TASK
Reproduce the entries below, switching each "Circle shape" to "Round shape" and leaving everything else unchanged. Omit the pictures from your answer.

MATERIAL PROVIDED
______

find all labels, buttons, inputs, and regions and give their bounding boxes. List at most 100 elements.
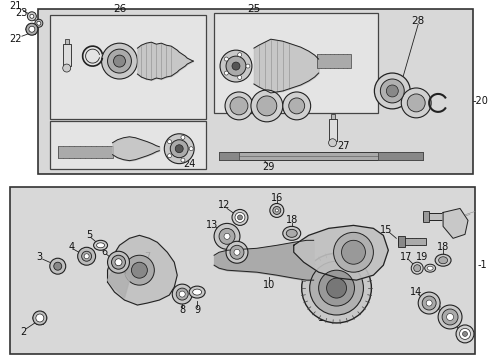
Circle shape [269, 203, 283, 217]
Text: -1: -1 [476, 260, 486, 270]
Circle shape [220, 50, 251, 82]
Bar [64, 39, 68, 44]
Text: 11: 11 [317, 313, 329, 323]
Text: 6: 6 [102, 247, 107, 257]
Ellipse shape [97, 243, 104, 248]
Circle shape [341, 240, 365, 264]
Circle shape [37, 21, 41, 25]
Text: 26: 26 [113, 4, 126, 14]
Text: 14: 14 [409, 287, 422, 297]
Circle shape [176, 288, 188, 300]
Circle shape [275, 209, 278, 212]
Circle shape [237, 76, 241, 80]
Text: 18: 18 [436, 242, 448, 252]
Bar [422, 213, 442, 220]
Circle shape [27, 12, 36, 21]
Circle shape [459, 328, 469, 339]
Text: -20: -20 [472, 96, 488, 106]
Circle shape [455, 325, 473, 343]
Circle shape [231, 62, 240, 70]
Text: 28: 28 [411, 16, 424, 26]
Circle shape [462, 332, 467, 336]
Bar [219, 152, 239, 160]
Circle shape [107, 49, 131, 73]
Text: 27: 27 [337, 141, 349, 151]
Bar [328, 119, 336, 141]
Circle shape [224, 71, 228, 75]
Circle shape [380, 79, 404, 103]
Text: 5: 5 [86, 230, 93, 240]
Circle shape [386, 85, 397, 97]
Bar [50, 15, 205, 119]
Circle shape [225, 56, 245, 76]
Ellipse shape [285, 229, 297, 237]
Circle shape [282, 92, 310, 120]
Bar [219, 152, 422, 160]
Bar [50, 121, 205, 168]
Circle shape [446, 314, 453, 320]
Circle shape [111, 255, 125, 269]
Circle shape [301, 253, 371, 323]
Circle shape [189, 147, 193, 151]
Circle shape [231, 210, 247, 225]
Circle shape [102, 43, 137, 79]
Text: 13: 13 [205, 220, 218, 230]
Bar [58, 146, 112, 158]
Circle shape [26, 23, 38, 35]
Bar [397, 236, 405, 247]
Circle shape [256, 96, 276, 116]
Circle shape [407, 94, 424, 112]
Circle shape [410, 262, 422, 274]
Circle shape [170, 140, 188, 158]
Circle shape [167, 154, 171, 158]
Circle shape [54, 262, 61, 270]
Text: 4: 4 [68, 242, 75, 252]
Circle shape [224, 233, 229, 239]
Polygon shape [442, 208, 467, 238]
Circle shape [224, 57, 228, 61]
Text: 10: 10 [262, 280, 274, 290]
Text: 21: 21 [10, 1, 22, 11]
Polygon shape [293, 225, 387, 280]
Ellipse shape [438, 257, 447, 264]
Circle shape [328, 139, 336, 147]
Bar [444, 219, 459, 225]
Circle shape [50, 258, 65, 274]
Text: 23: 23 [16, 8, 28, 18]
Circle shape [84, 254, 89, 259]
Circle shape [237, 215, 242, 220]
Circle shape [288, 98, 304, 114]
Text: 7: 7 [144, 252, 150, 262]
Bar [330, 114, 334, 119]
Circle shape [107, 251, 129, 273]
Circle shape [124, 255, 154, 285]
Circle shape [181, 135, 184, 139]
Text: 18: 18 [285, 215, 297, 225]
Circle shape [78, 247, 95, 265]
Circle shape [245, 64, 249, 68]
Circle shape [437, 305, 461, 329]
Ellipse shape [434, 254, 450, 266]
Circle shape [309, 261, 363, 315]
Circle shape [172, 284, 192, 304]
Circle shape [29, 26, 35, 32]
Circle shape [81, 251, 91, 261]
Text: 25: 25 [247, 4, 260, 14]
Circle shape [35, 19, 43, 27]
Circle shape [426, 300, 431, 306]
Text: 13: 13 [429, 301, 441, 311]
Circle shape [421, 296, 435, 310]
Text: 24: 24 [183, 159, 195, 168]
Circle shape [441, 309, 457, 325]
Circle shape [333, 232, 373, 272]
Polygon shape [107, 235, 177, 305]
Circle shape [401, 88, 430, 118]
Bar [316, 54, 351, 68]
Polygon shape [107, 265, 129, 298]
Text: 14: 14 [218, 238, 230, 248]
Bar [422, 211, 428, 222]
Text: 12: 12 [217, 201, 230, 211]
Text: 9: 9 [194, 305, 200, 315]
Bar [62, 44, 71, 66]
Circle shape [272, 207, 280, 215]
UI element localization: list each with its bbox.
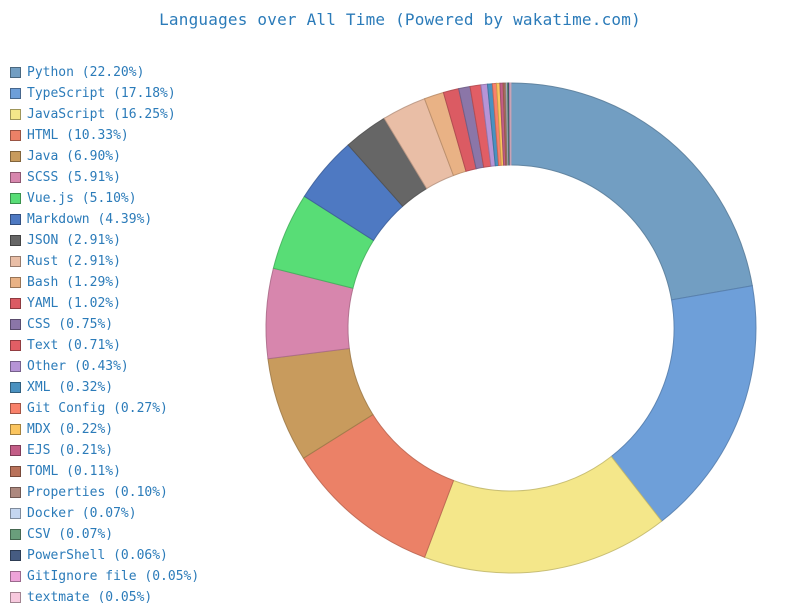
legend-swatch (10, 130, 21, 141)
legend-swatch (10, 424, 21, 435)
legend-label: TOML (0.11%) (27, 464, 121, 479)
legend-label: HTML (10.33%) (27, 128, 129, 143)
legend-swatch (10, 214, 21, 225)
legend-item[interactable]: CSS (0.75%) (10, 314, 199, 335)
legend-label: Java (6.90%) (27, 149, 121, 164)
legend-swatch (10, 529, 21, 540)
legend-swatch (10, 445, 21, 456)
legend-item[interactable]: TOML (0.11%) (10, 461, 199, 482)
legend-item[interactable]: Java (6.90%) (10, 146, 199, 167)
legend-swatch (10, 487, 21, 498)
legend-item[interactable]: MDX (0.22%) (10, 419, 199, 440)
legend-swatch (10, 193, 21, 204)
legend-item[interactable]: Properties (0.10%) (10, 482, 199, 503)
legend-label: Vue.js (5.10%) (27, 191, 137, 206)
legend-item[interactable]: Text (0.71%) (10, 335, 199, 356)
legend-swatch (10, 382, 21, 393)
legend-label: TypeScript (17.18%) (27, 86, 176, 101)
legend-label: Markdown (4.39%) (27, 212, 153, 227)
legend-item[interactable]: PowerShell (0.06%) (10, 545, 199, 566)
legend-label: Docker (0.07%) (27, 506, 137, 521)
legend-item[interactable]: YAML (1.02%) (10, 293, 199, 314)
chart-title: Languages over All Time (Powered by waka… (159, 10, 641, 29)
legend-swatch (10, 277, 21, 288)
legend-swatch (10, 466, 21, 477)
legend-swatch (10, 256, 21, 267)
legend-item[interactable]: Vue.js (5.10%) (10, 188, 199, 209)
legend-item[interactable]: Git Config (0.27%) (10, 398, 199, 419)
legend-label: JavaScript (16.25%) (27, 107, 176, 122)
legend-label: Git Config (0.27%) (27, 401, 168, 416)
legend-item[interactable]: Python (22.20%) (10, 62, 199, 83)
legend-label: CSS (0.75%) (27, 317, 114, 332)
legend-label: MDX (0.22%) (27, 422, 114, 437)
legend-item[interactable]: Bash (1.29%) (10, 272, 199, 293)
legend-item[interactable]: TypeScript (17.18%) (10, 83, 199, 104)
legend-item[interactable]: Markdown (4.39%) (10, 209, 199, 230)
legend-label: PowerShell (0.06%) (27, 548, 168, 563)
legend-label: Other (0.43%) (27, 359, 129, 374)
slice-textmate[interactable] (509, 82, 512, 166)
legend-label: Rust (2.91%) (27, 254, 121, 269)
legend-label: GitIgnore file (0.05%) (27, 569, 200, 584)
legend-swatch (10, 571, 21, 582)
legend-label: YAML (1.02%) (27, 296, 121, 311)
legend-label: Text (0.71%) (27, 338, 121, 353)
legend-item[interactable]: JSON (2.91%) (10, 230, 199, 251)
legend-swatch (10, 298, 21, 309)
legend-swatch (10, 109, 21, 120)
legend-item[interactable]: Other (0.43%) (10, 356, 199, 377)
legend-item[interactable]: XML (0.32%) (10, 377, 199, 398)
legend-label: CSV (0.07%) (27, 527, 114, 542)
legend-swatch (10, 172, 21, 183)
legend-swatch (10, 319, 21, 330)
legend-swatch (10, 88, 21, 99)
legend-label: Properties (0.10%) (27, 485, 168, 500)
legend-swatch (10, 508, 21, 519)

______

SOLUTION
find all labels, buttons, inputs, and regions and give their bounding boxes. List at most 100 elements.
Round shape [269, 203, 283, 217]
Text: -1: -1 [476, 260, 486, 270]
Round shape [220, 50, 251, 82]
Bar [64, 39, 68, 44]
Text: 11: 11 [317, 313, 329, 323]
Text: 6: 6 [102, 247, 107, 257]
Ellipse shape [97, 243, 104, 248]
Round shape [341, 240, 365, 264]
Round shape [37, 21, 41, 25]
Text: 26: 26 [113, 4, 126, 14]
Text: 14: 14 [409, 287, 422, 297]
Round shape [176, 288, 188, 300]
Round shape [275, 209, 278, 212]
Round shape [237, 76, 241, 80]
Text: 18: 18 [436, 242, 448, 252]
Bar [422, 213, 442, 220]
Round shape [27, 12, 36, 21]
Round shape [459, 328, 469, 339]
Text: -20: -20 [472, 96, 488, 106]
Round shape [455, 325, 473, 343]
Round shape [231, 62, 240, 70]
Text: 28: 28 [411, 16, 424, 26]
Round shape [462, 332, 467, 336]
Bar [219, 152, 239, 160]
Round shape [107, 49, 131, 73]
Text: 27: 27 [337, 141, 349, 151]
Bar [328, 119, 336, 141]
Round shape [224, 71, 228, 75]
Round shape [380, 79, 404, 103]
Text: 5: 5 [86, 230, 93, 240]
Round shape [386, 85, 397, 97]
Bar [50, 15, 205, 119]
Round shape [225, 56, 245, 76]
Ellipse shape [285, 229, 297, 237]
Round shape [282, 92, 310, 120]
Bar [219, 152, 422, 160]
Bar [50, 121, 205, 168]
Round shape [446, 314, 453, 320]
Round shape [111, 255, 125, 269]
Round shape [301, 253, 371, 323]
Round shape [189, 147, 193, 151]
Round shape [231, 210, 247, 225]
Round shape [102, 43, 137, 79]
Text: 13: 13 [205, 220, 218, 230]
Bar [58, 146, 112, 158]
Round shape [26, 23, 38, 35]
Bar [397, 236, 405, 247]
Round shape [256, 96, 276, 116]
Round shape [407, 94, 424, 112]
Round shape [410, 262, 422, 274]
Round shape [170, 140, 188, 158]
Round shape [167, 154, 171, 158]
Round shape [54, 262, 61, 270]
Text: 4: 4 [68, 242, 75, 252]
Round shape [224, 233, 229, 239]
Polygon shape [442, 208, 467, 238]
Round shape [224, 57, 228, 61]
Text: 10: 10 [262, 280, 274, 290]
Text: 21: 21 [10, 1, 22, 11]
Polygon shape [293, 225, 387, 280]
Ellipse shape [438, 257, 447, 264]
Round shape [328, 139, 336, 147]
Bar [444, 219, 459, 225]
Round shape [50, 258, 65, 274]
Text: 23: 23 [16, 8, 28, 18]
Round shape [84, 254, 89, 259]
Round shape [237, 215, 242, 220]
Round shape [288, 98, 304, 114]
Text: 7: 7 [144, 252, 150, 262]
Bar [330, 114, 334, 119]
Round shape [107, 251, 129, 273]
Round shape [124, 255, 154, 285]
Round shape [181, 135, 184, 139]
Text: 18: 18 [285, 215, 297, 225]
Round shape [78, 247, 95, 265]
Round shape [245, 64, 249, 68]
Round shape [437, 305, 461, 329]
Ellipse shape [434, 254, 450, 266]
Round shape [309, 261, 363, 315]
Round shape [172, 284, 192, 304]
Round shape [29, 26, 35, 32]
Round shape [81, 251, 91, 261]
Text: 25: 25 [247, 4, 260, 14]
Round shape [35, 19, 43, 27]
Round shape [426, 300, 431, 306]
Text: 13: 13 [429, 301, 441, 311]
Round shape [421, 296, 435, 310]
Text: 24: 24 [183, 159, 195, 168]
Round shape [441, 309, 457, 325]
Round shape [333, 232, 373, 272]
Polygon shape [107, 235, 177, 305]
Round shape [401, 88, 430, 118]
Bar [316, 54, 351, 68]
Polygon shape [107, 265, 129, 298]
Text: 14: 14 [218, 238, 230, 248]
Bar [422, 211, 428, 222]
Text: 12: 12 [217, 201, 230, 211]
Text: 9: 9 [194, 305, 200, 315]
Bar [62, 44, 71, 66]
Round shape [272, 207, 280, 215]
UI element localization: list each with its bbox.
legend-swatch (10, 130, 21, 141)
legend-swatch (10, 424, 21, 435)
legend-label: TOML (0.11%) (27, 464, 121, 479)
legend-label: HTML (10.33%) (27, 128, 129, 143)
legend-swatch (10, 214, 21, 225)
legend-item[interactable]: CSS (0.75%) (10, 314, 199, 335)
legend-label: Java (6.90%) (27, 149, 121, 164)
legend-swatch (10, 529, 21, 540)
legend-swatch (10, 445, 21, 456)
legend-item[interactable]: TOML (0.11%) (10, 461, 199, 482)
legend-item[interactable]: Java (6.90%) (10, 146, 199, 167)
legend-swatch (10, 487, 21, 498)
legend-item[interactable]: MDX (0.22%) (10, 419, 199, 440)
legend-swatch (10, 193, 21, 204)
legend-item[interactable]: Properties (0.10%) (10, 482, 199, 503)
legend-label: Vue.js (5.10%) (27, 191, 137, 206)
legend-item[interactable]: Text (0.71%) (10, 335, 199, 356)
legend-swatch (10, 382, 21, 393)
legend-label: TypeScript (17.18%) (27, 86, 176, 101)
legend-label: Markdown (4.39%) (27, 212, 153, 227)
legend-item[interactable]: PowerShell (0.06%) (10, 545, 199, 566)
legend-label: Docker (0.07%) (27, 506, 137, 521)
legend-item[interactable]: YAML (1.02%) (10, 293, 199, 314)
chart-title: Languages over All Time (Powered by waka… (159, 10, 641, 29)
legend-swatch (10, 277, 21, 288)
legend-swatch (10, 466, 21, 477)
legend-swatch (10, 256, 21, 267)
legend-item[interactable]: Vue.js (5.10%) (10, 188, 199, 209)
legend-item[interactable]: Git Config (0.27%) (10, 398, 199, 419)
legend-label: JavaScript (16.25%) (27, 107, 176, 122)
legend-label: Git Config (0.27%) (27, 401, 168, 416)
legend-item[interactable]: Python (22.20%) (10, 62, 199, 83)
legend-label: CSS (0.75%) (27, 317, 114, 332)
legend-label: MDX (0.22%) (27, 422, 114, 437)
legend-item[interactable]: Bash (1.29%) (10, 272, 199, 293)
legend-item[interactable]: TypeScript (17.18%) (10, 83, 199, 104)
legend-item[interactable]: Markdown (4.39%) (10, 209, 199, 230)
legend-label: PowerShell (0.06%) (27, 548, 168, 563)
legend-label: Other (0.43%) (27, 359, 129, 374)
slice-textmate[interactable] (509, 82, 512, 166)
legend-label: Rust (2.91%) (27, 254, 121, 269)
legend-label: GitIgnore file (0.05%) (27, 569, 200, 584)
legend-swatch (10, 571, 21, 582)
legend-label: YAML (1.02%) (27, 296, 121, 311)
legend-label: Text (0.71%) (27, 338, 121, 353)
legend-item[interactable]: JSON (2.91%) (10, 230, 199, 251)
legend-swatch (10, 298, 21, 309)
legend-swatch (10, 109, 21, 120)
legend-item[interactable]: Other (0.43%) (10, 356, 199, 377)
legend-item[interactable]: XML (0.32%) (10, 377, 199, 398)
legend-label: CSV (0.07%) (27, 527, 114, 542)
legend-swatch (10, 172, 21, 183)
legend-swatch (10, 319, 21, 330)
legend-swatch (10, 88, 21, 99)
legend-label: Properties (0.10%) (27, 485, 168, 500)
legend-swatch (10, 508, 21, 519)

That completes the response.